### Texte fourni
Histoire de Jonvelle/Préface


PRÉFACE


Jonvelle est situé à l’extrémité du département de la Haute-Saône, dans le canton de Jussey, et sur les limites de la Haute-Marne et des Vosges. Là, venaient se toucher autrefois la Grande Séquanaise, la Première Belgique et la Première Lyonnaise, et plus tard la Franche-Comté, la Lorraine, le Barrois et la Champagne. C’est ainsi, dit Pratbernon, que les petits États, différents des grands États, changent plus souvent de maîtres et de noms que de limites[1].

Chef-lieu d’une baronnie des plus célèbres au moyen âge, Jonvelle se rattache étroitement à l’histoire du comté de Bourgogne, dont il subit toutes les vicissitudes, sous les différents maîtres qui gouvernèrent cette province. Ce noble fief, un des plus riches du comté, fut tenu, jusque vers la fin du quatorzième siècle, par une maison de seigneurs indigènes et résidants, qui mêla son sang à celui des plus illustres familles de Bourgogne, de Lorraine et de Champagne. Les sires de Jonvelle comptèrent dans leurs alliances les maisons de Saissefontaine, de Neufchâteau, de Dampierre (sur Salon), de Novillars, de Chauvirey, de Chesnel, de Baon, de la Fauche, de Vienne, de Granson, de Charny, de Vergy, de Bauffremont, d’Apremont (Lorraine), de Granvelle, d’Oiselay, etc.

### Données enregistrées
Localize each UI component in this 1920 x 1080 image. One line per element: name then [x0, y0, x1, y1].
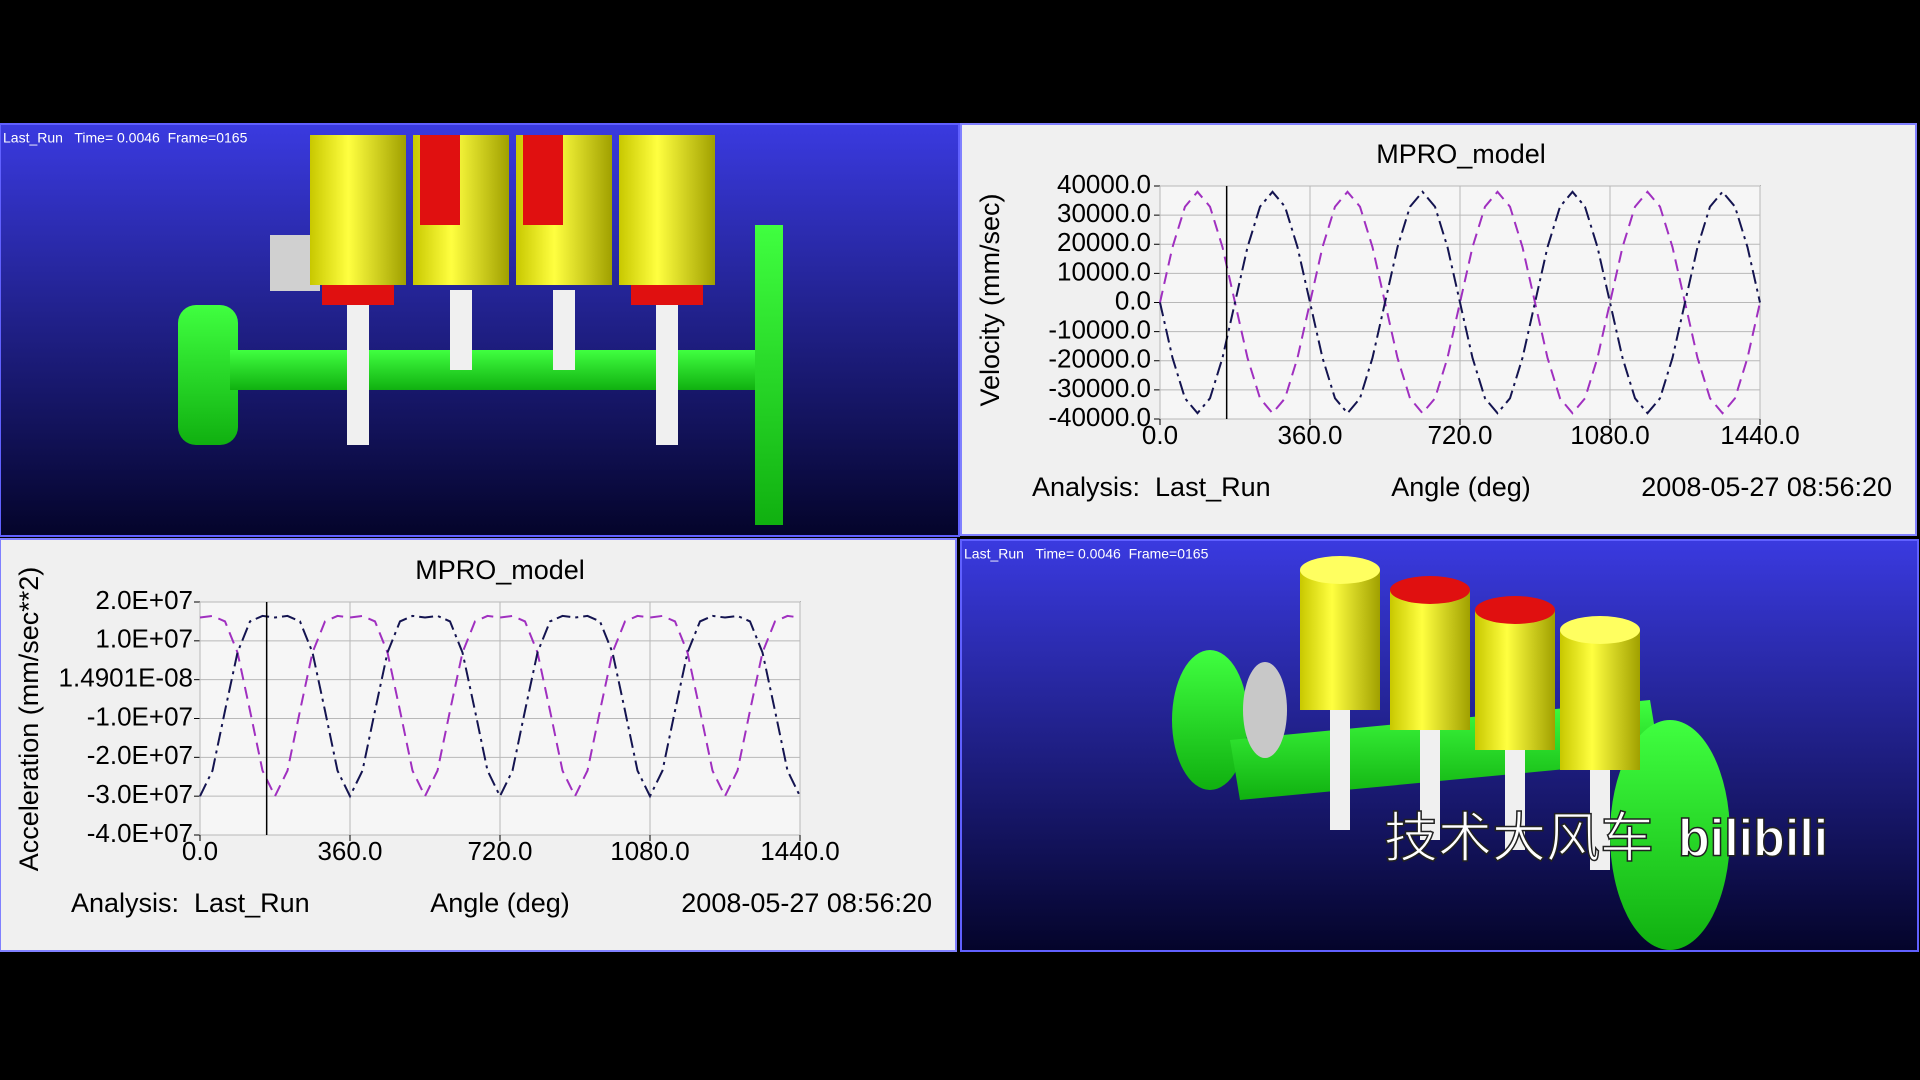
y-tick-label: 30000.0	[1057, 198, 1151, 228]
x-axis-label: Angle (deg)	[430, 888, 570, 918]
x-tick-label: 1440.0	[1720, 420, 1800, 450]
flywheel	[1610, 720, 1730, 950]
y-axis-label: Acceleration (mm/sec**2)	[14, 567, 44, 872]
x-tick-label: 1080.0	[610, 836, 690, 866]
x-tick-label: 720.0	[467, 836, 532, 866]
y-tick-label: 10000.0	[1057, 256, 1151, 286]
x-axis-label: Angle (deg)	[1391, 472, 1531, 502]
x-tick-label: 720.0	[1427, 420, 1492, 450]
y-tick-label: -2.0E+07	[87, 740, 193, 770]
y-tick-label: -10000.0	[1048, 315, 1151, 345]
timestamp: 2008-05-27 08:56:20	[1641, 472, 1892, 502]
x-tick-label: 360.0	[317, 836, 382, 866]
viewport-info: Last_Run Time= 0.0046 Frame=0165	[3, 130, 248, 146]
pulley	[178, 305, 238, 445]
y-tick-label: 40000.0	[1057, 169, 1151, 199]
chart-panel: 40000.030000.020000.010000.00.0-10000.0-…	[960, 123, 1917, 536]
analysis-label: Analysis: Last_Run	[1032, 472, 1271, 502]
viewport-iso: Last_Run Time= 0.0046 Frame=0165 技术大风车 b…	[960, 539, 1919, 952]
x-tick-label: 0.0	[182, 836, 218, 866]
viewport-info: Last_Run Time= 0.0046 Frame=0165	[964, 546, 1209, 562]
x-tick-label: 0.0	[1142, 420, 1178, 450]
gear	[1243, 662, 1287, 758]
watermark-text: 技术大风车	[1384, 808, 1654, 868]
data-line	[199, 614, 801, 799]
y-tick-label: 1.0E+07	[95, 624, 193, 654]
cylinders	[310, 135, 715, 445]
x-tick-label: 1080.0	[1570, 420, 1650, 450]
y-tick-label: -4.0E+07	[87, 818, 193, 848]
y-tick-label: -1.0E+07	[87, 701, 193, 731]
y-axis-label: Velocity (mm/sec)	[975, 193, 1005, 406]
cylinders	[1300, 556, 1640, 870]
y-tick-label: 20000.0	[1057, 227, 1151, 257]
timestamp: 2008-05-27 08:56:20	[681, 888, 932, 918]
viewport-front: Last_Run Time= 0.0046 Frame=0165	[0, 123, 960, 537]
watermark-brand: bilibili	[1678, 810, 1828, 868]
analysis-label: Analysis: Last_Run	[71, 888, 310, 918]
y-tick-label: -30000.0	[1048, 373, 1151, 403]
y-tick-label: 1.4901E-08	[59, 663, 193, 693]
y-tick-label: 2.0E+07	[95, 585, 193, 615]
data-line	[1159, 190, 1761, 415]
y-tick-label: -40000.0	[1048, 402, 1151, 432]
y-tick-label: -20000.0	[1048, 344, 1151, 374]
chart-title: MPRO_model	[1376, 139, 1546, 169]
data-line	[1159, 190, 1761, 415]
crankshaft	[230, 350, 760, 390]
y-tick-label: 0.0	[1115, 285, 1151, 315]
x-tick-label: 1440.0	[760, 836, 840, 866]
flywheel	[755, 225, 783, 525]
data-line	[199, 614, 801, 799]
y-tick-label: -3.0E+07	[87, 779, 193, 809]
pulley	[1172, 650, 1248, 790]
chart-title: MPRO_model	[415, 555, 585, 585]
chart-panel: 2.0E+07 1.0E+07 1.4901E-08 -1.0E+07 -2.0E+07…	[0, 538, 957, 952]
x-tick-label: 360.0	[1277, 420, 1342, 450]
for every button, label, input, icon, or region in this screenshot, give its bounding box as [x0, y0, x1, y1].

### À faire
- A) Selon le texte fourni, dans quel canton se trouve Jonvelle ?
- B) Relevez tous les départements nommés dans le texte fourni.
- C) Réécrivez le passage du texte fourni qui commence par « Histoire de Jonvelle/Préface » et va jusqu’à « que de limites[1]. », en renommant « petits États » en « petits pays ».
Répondez uniquement à partir du texte fourni.

### Réponses par tâche
- A) Dans le canton de Jussey.

- B) Haute-Saône, Haute-Marne, Vosges

- C)
Histoire de Jonvelle/Préface


PRÉFACE


Jonvelle est situé à l’extrémité du département de la Haute-Saône, dans le canton de Jussey, et sur les limites de la Haute-Marne et des Vosges. Là, venaient se toucher autrefois la Grande Séquanaise, la Première Belgique et la Première Lyonnaise, et plus tard la Franche-Comté, la Lorraine, le Barrois et la Champagne. C’est ainsi, dit Pratbernon, que les petits pays, différents des grands États, changent plus souvent de maîtres et de noms que de limites[1].